Set each record down exactly, excluding all images.
>>>>
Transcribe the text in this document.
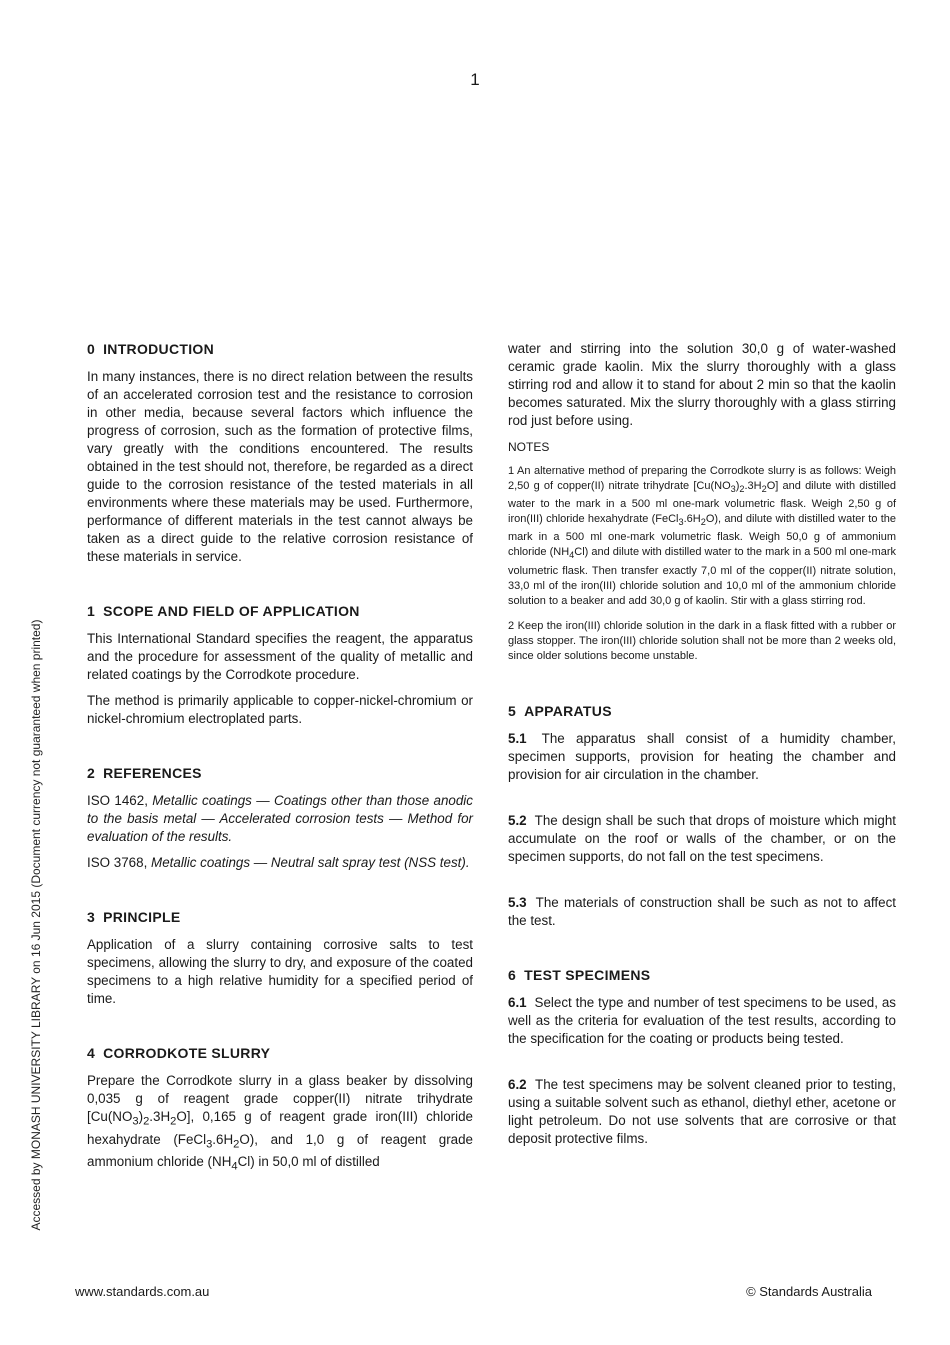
1
Accessed by MONASH UNIVERSITY LIBRARY on 16 Jun 2015 (Document currency not guaranteed when printed)
0 INTRODUCTION

In many instances, there is no direct relation between the results of an accelerated corrosion test and the resistance to corrosion in other media, because several factors which influence the progress of corrosion, such as the formation of protective films, vary greatly with the conditions encountered. The results obtained in the test should not, therefore, be regarded as a direct guide to the corrosion resistance of the tested materials in all environments where these materials may be used. Furthermore, performance of different materials in the test cannot always be taken as a direct guide to the relative corrosion resistance of these materials in service.

1 SCOPE AND FIELD OF APPLICATION

This International Standard specifies the reagent, the apparatus and the procedure for assessment of the quality of metallic and related coatings by the Corrodkote procedure.

The method is primarily applicable to copper-nickel-chromium or nickel-chromium electroplated parts.

2 REFERENCES

ISO 1462, Metallic coatings — Coatings other than those anodic to the basis metal — Accelerated corrosion tests — Method for evaluation of the results.

ISO 3768, Metallic coatings — Neutral salt spray test (NSS test).

3 PRINCIPLE

Application of a slurry containing corrosive salts to test specimens, allowing the slurry to dry, and exposure of the coated specimens to a high relative humidity for a specified period of time.

4 CORRODKOTE SLURRY

Prepare the Corrodkote slurry in a glass beaker by dissolving 0,035 g of reagent grade copper(II) nitrate trihydrate $[Cu(NO_3)_2.3H_2O]$, 0,165 g of reagent grade iron(III) chloride hexahydrate $(FeCl_3.6H_2O)$, and 1,0 g of reagent grade ammonium chloride $(NH_4Cl)$ in 50,0 ml of distilled

water and stirring into the solution 30,0 g of water-washed ceramic grade kaolin. Mix the slurry thoroughly with a glass stirring rod and allow it to stand for about 2 min so that the kaolin becomes saturated. Mix the slurry thoroughly with a glass stirring rod just before using.

NOTES

1 An alternative method of preparing the Corrodkote slurry is as follows: Weigh 2,50 g of copper(II) nitrate trihydrate $[Cu(NO_3)_2.3H_2O]$ and dilute with distilled water to the mark in a 500 ml one-mark volumetric flask. Weigh 2,50 g of iron(III) chloride hexahydrate $(FeCl_3.6H_2O)$, and dilute with distilled water to the mark in a 500 ml one-mark volumetric flask. Weigh 50,0 g of ammonium chloride $(NH_4Cl)$ and dilute with distilled water to the mark in a 500 ml one-mark volumetric flask. Then transfer exactly 7,0 ml of the copper(II) nitrate solution, 33,0 ml of the iron(III) chloride solution and 10,0 ml of the ammonium chloride solution to a beaker and add 30,0 g of kaolin. Stir with a glass stirring rod.

2 Keep the iron(III) chloride solution in the dark in a flask fitted with a rubber or glass stopper. The iron(III) chloride solution shall not be more than 2 weeks old, since older solutions become unstable.

5 APPARATUS

5.1 The apparatus shall consist of a humidity chamber, specimen supports, provision for heating the chamber and provision for air circulation in the chamber.

5.2 The design shall be such that drops of moisture which might accumulate on the roof or walls of the chamber, or on the specimen supports, do not fall on the test specimens.

5.3 The materials of construction shall be such as not to affect the test.

6 TEST SPECIMENS

6.1 Select the type and number of test specimens to be used, as well as the criteria for evaluation of the test results, according to the specification for the coating or products being tested.

6.2 The test specimens may be solvent cleaned prior to testing, using a suitable solvent such as ethanol, diethyl ether, acetone or light petroleum. Do not use solvents that are corrosive or that deposit protective films.

www.standards.com.au	© Standards Australia
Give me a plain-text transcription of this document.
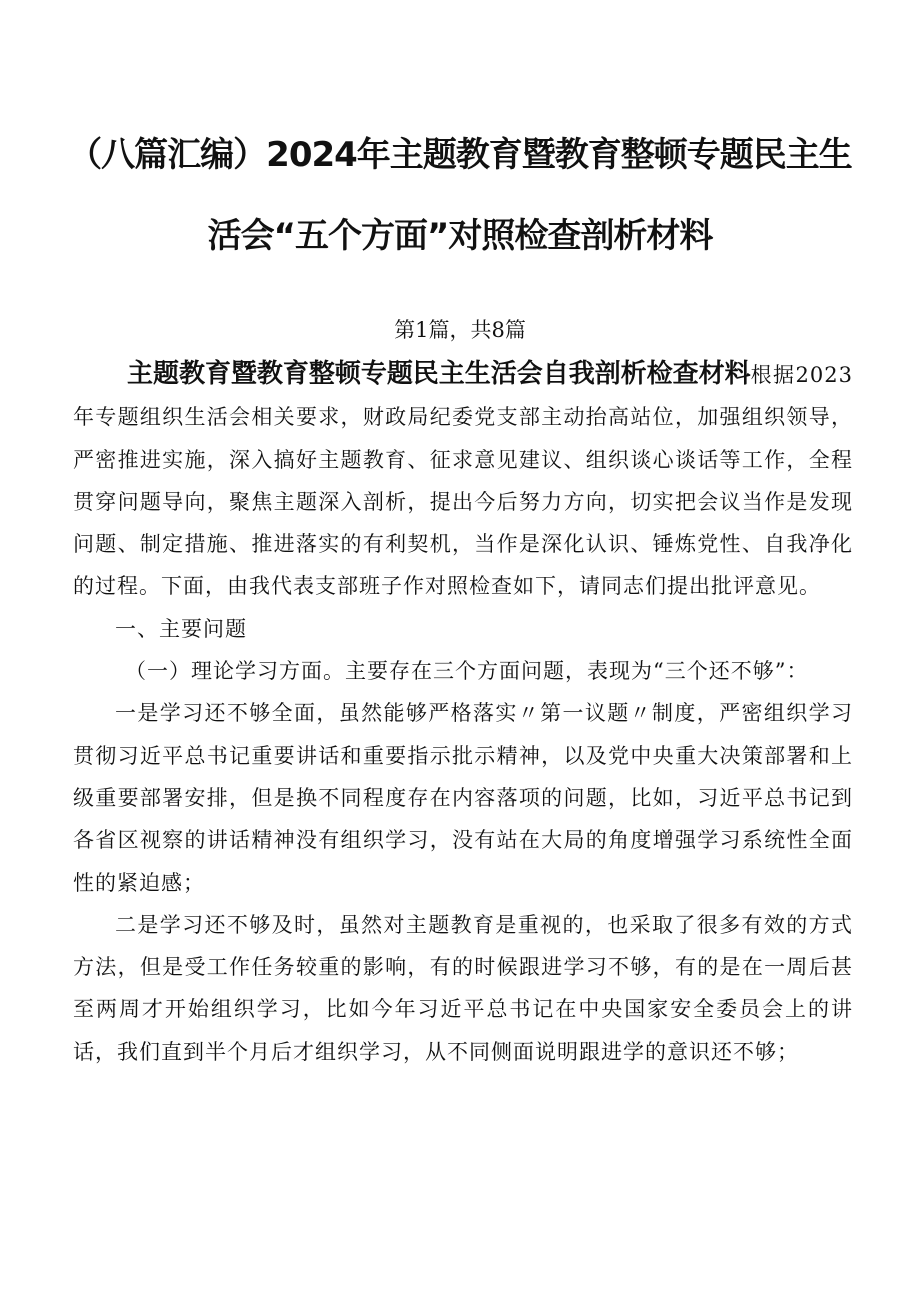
（八篇汇编）2024年主题教育暨教育整顿专题民主生
活会“五个方面”对照检查剖析材料
第1篇，共8篇

主题教育暨教育整顿专题民主生活会自我剖析检查材料根据2023年专题组织生活会相关要求，财政局纪委党支部主动抬高站位，加强组织领导，严密推进实施，深入搞好主题教育、征求意见建议、组织谈心谈话等工作，全程贯穿问题导向，聚焦主题深入剖析，提出今后努力方向，切实把会议当作是发现问题、制定措施、推进落实的有利契机，当作是深化认识、锤炼党性、自我净化的过程。下面，由我代表支部班子作对照检查如下，请同志们提出批评意见。

一、主要问题

（一）理论学习方面。主要存在三个方面问题，表现为“三个还不够”：

一是学习还不够全面，虽然能够严格落实〃第一议题〃制度，严密组织学习贯彻习近平总书记重要讲话和重要指示批示精神，以及党中央重大决策部署和上级重要部署安排，但是换不同程度存在内容落项的问题，比如，习近平总书记到各省区视察的讲话精神没有组织学习，没有站在大局的角度增强学习系统性全面性的紧迫感；

二是学习还不够及时，虽然对主题教育是重视的，也采取了很多有效的方式方法，但是受工作任务较重的影响，有的时候跟进学习不够，有的是在一周后甚至两周才开始组织学习，比如今年习近平总书记在中央国家安全委员会上的讲话，我们直到半个月后才组织学习，从不同侧面说明跟进学的意识还不够；
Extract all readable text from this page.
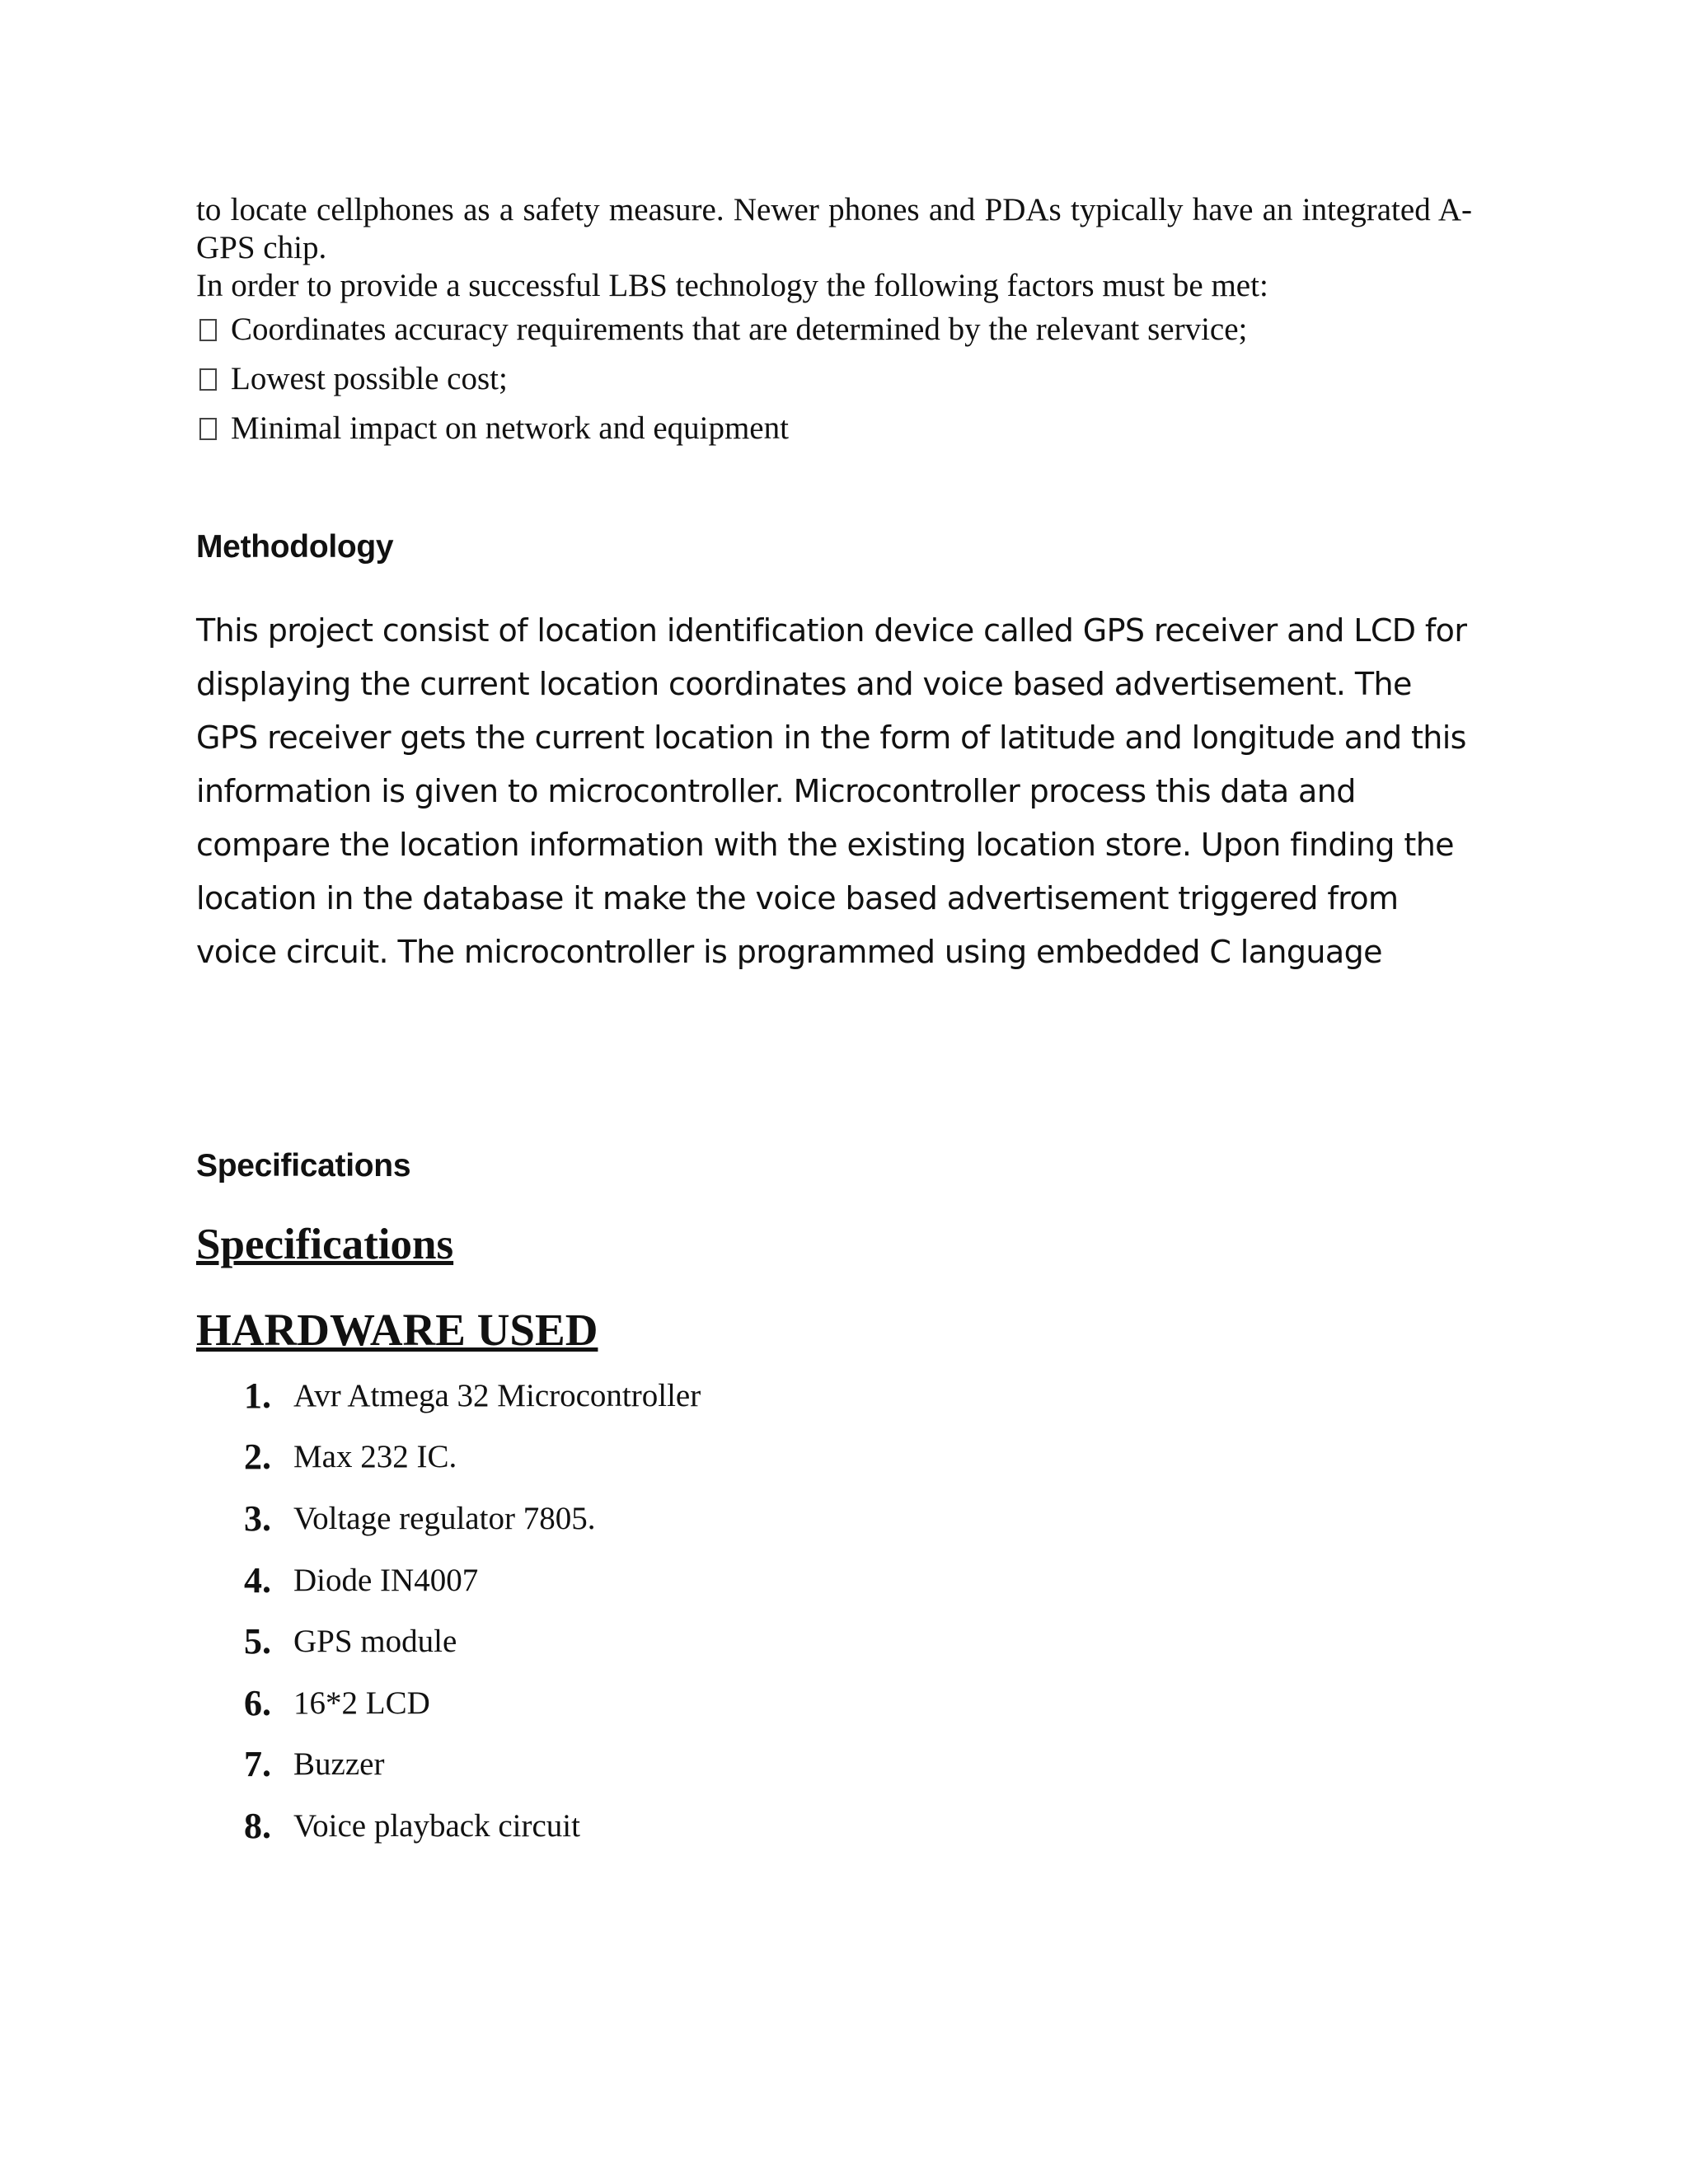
to locate cellphones as a safety measure. Newer phones and PDAs typically have an integrated A-GPS chip.

In order to provide a successful LBS technology the following factors must be met:

Coordinates accuracy requirements that are determined by the relevant service;
Lowest possible cost;
Minimal impact on network and equipment
Methodology

This project consist of location identification device called GPS receiver and LCD for displaying the current location coordinates and voice based advertisement. The GPS receiver gets the current location in the form of latitude and longitude and this information is given to microcontroller. Microcontroller process this data and compare the location information with the existing location store. Upon finding the location in the database it make the voice based advertisement triggered from voice circuit. The microcontroller is programmed using embedded C language

Specifications
Specifications
HARDWARE USED
1. Avr Atmega 32 Microcontroller
2. Max 232 IC.
3. Voltage regulator 7805.
4. Diode IN4007
5. GPS module
6. 16*2 LCD
7. Buzzer
8. Voice playback circuit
<<<<
- _TASK SOLUTION_:
Transcribe the text in this document.
1
Accessed by MONASH UNIVERSITY LIBRARY on 16 Jun 2015 (Document currency not guaranteed when printed)
0 INTRODUCTION

In many instances, there is no direct relation between the results of an accelerated corrosion test and the resistance to corrosion in other media, because several factors which influence the progress of corrosion, such as the formation of protective films, vary greatly with the conditions encountered. The results obtained in the test should not, therefore, be regarded as a direct guide to the corrosion resistance of the tested materials in all environments where these materials may be used. Furthermore, performance of different materials in the test cannot always be taken as a direct guide to the relative corrosion resistance of these materials in service.

1 SCOPE AND FIELD OF APPLICATION

This International Standard specifies the reagent, the apparatus and the procedure for assessment of the quality of metallic and related coatings by the Corrodkote procedure.

The method is primarily applicable to copper-nickel-chromium or nickel-chromium electroplated parts.

2 REFERENCES

ISO 1462, Metallic coatings — Coatings other than those anodic to the basis metal — Accelerated corrosion tests — Method for evaluation of the results.

ISO 3768, Metallic coatings — Neutral salt spray test (NSS test).

3 PRINCIPLE

Application of a slurry containing corrosive salts to test specimens, allowing the slurry to dry, and exposure of the coated specimens to a high relative humidity for a specified period of time.

4 CORRODKOTE SLURRY

Prepare the Corrodkote slurry in a glass beaker by dissolving 0,035 g of reagent grade copper(II) nitrate trihydrate $[Cu(NO_3)_2.3H_2O]$, 0,165 g of reagent grade iron(III) chloride hexahydrate $(FeCl_3.6H_2O)$, and 1,0 g of reagent grade ammonium chloride $(NH_4Cl)$ in 50,0 ml of distilled

water and stirring into the solution 30,0 g of water-washed ceramic grade kaolin. Mix the slurry thoroughly with a glass stirring rod and allow it to stand for about 2 min so that the kaolin becomes saturated. Mix the slurry thoroughly with a glass stirring rod just before using.

NOTES

1 An alternative method of preparing the Corrodkote slurry is as follows: Weigh 2,50 g of copper(II) nitrate trihydrate $[Cu(NO_3)_2.3H_2O]$ and dilute with distilled water to the mark in a 500 ml one-mark volumetric flask. Weigh 2,50 g of iron(III) chloride hexahydrate $(FeCl_3.6H_2O)$, and dilute with distilled water to the mark in a 500 ml one-mark volumetric flask. Weigh 50,0 g of ammonium chloride $(NH_4Cl)$ and dilute with distilled water to the mark in a 500 ml one-mark volumetric flask. Then transfer exactly 7,0 ml of the copper(II) nitrate solution, 33,0 ml of the iron(III) chloride solution and 10,0 ml of the ammonium chloride solution to a beaker and add 30,0 g of kaolin. Stir with a glass stirring rod.

2 Keep the iron(III) chloride solution in the dark in a flask fitted with a rubber or glass stopper. The iron(III) chloride solution shall not be more than 2 weeks old, since older solutions become unstable.

5 APPARATUS

5.1 The apparatus shall consist of a humidity chamber, specimen supports, provision for heating the chamber and provision for air circulation in the chamber.

5.2 The design shall be such that drops of moisture which might accumulate on the roof or walls of the chamber, or on the specimen supports, do not fall on the test specimens.

5.3 The materials of construction shall be such as not to affect the test.

6 TEST SPECIMENS

6.1 Select the type and number of test specimens to be used, as well as the criteria for evaluation of the test results, according to the specification for the coating or products being tested.

6.2 The test specimens may be solvent cleaned prior to testing, using a suitable solvent such as ethanol, diethyl ether, acetone or light petroleum. Do not use solvents that are corrosive or that deposit protective films.

www.standards.com.au	© Standards Australia
Give me a plain-text transcription of this document.
（八篇汇编）2024年主题教育暨教育整顿专题民主生
活会“五个方面”对照检查剖析材料
第1篇，共8篇

主题教育暨教育整顿专题民主生活会自我剖析检查材料根据2023年专题组织生活会相关要求，财政局纪委党支部主动抬高站位，加强组织领导，严密推进实施，深入搞好主题教育、征求意见建议、组织谈心谈话等工作，全程贯穿问题导向，聚焦主题深入剖析，提出今后努力方向，切实把会议当作是发现问题、制定措施、推进落实的有利契机，当作是深化认识、锤炼党性、自我净化的过程。下面，由我代表支部班子作对照检查如下，请同志们提出批评意见。

一、主要问题

（一）理论学习方面。主要存在三个方面问题，表现为“三个还不够”：

一是学习还不够全面，虽然能够严格落实〃第一议题〃制度，严密组织学习贯彻习近平总书记重要讲话和重要指示批示精神，以及党中央重大决策部署和上级重要部署安排，但是换不同程度存在内容落项的问题，比如，习近平总书记到各省区视察的讲话精神没有组织学习，没有站在大局的角度增强学习系统性全面性的紧迫感；

二是学习还不够及时，虽然对主题教育是重视的，也采取了很多有效的方式方法，但是受工作任务较重的影响，有的时候跟进学习不够，有的是在一周后甚至两周才开始组织学习，比如今年习近平总书记在中央国家安全委员会上的讲话，我们直到半个月后才组织学习，从不同侧面说明跟进学的意识还不够；
Extract all readable text from this page.
to locate cellphones as a safety measure. Newer phones and PDAs typically have an integrated A-GPS chip.

In order to provide a successful LBS technology the following factors must be met:

Coordinates accuracy requirements that are determined by the relevant service;
Lowest possible cost;
Minimal impact on network and equipment
Methodology

This project consist of location identification device called GPS receiver and LCD for displaying the current location coordinates and voice based advertisement. The GPS receiver gets the current location in the form of latitude and longitude and this information is given to microcontroller. Microcontroller process this data and compare the location information with the existing location store. Upon finding the location in the database it make the voice based advertisement triggered from voice circuit. The microcontroller is programmed using embedded C language

Specifications
Specifications
HARDWARE USED
1. Avr Atmega 32 Microcontroller
2. Max 232 IC.
3. Voltage regulator 7805.
4. Diode IN4007
5. GPS module
6. 16*2 LCD
7. Buzzer
8. Voice playback circuit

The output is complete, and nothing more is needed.